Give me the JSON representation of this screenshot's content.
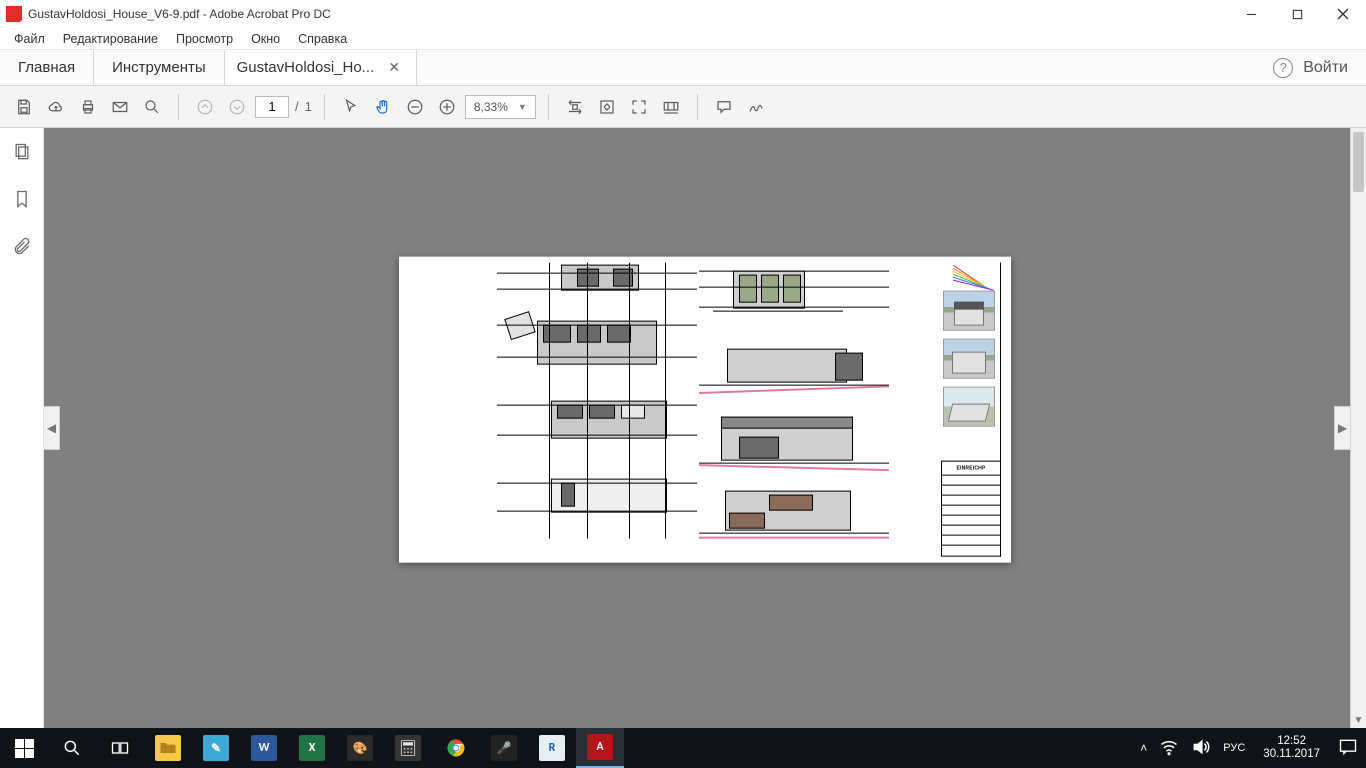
{
  "titlebar": {
    "title": "GustavHoldosi_House_V6-9.pdf - Adobe Acrobat Pro DC"
  },
  "menu": {
    "file": "Файл",
    "edit": "Редактирование",
    "view": "Просмотр",
    "window": "Окно",
    "help": "Справка"
  },
  "tabs": {
    "home": "Главная",
    "tools": "Инструменты",
    "doc": "GustavHoldosi_Ho...",
    "login": "Войти"
  },
  "toolbar": {
    "page_current": "1",
    "page_sep": "/",
    "page_total": "1",
    "zoom": "8,33%"
  },
  "pdf": {
    "titleblock_header": "EINREICHP"
  },
  "tray": {
    "lang": "РУС",
    "time": "12:52",
    "date": "30.11.2017"
  }
}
|---|
Reproduce each record from above exactly; pictures do not belong in the copy.

- **The answer**
Give me the JSON representation of this screenshot's content.
{
  "titlebar": {
    "title": "GustavHoldosi_House_V6-9.pdf - Adobe Acrobat Pro DC"
  },
  "menu": {
    "file": "Файл",
    "edit": "Редактирование",
    "view": "Просмотр",
    "window": "Окно",
    "help": "Справка"
  },
  "tabs": {
    "home": "Главная",
    "tools": "Инструменты",
    "doc": "GustavHoldosi_Ho...",
    "login": "Войти"
  },
  "toolbar": {
    "page_current": "1",
    "page_sep": "/",
    "page_total": "1",
    "zoom": "8,33%"
  },
  "pdf": {
    "titleblock_header": "EINREICHP"
  },
  "tray": {
    "lang": "РУС",
    "time": "12:52",
    "date": "30.11.2017"
  }
}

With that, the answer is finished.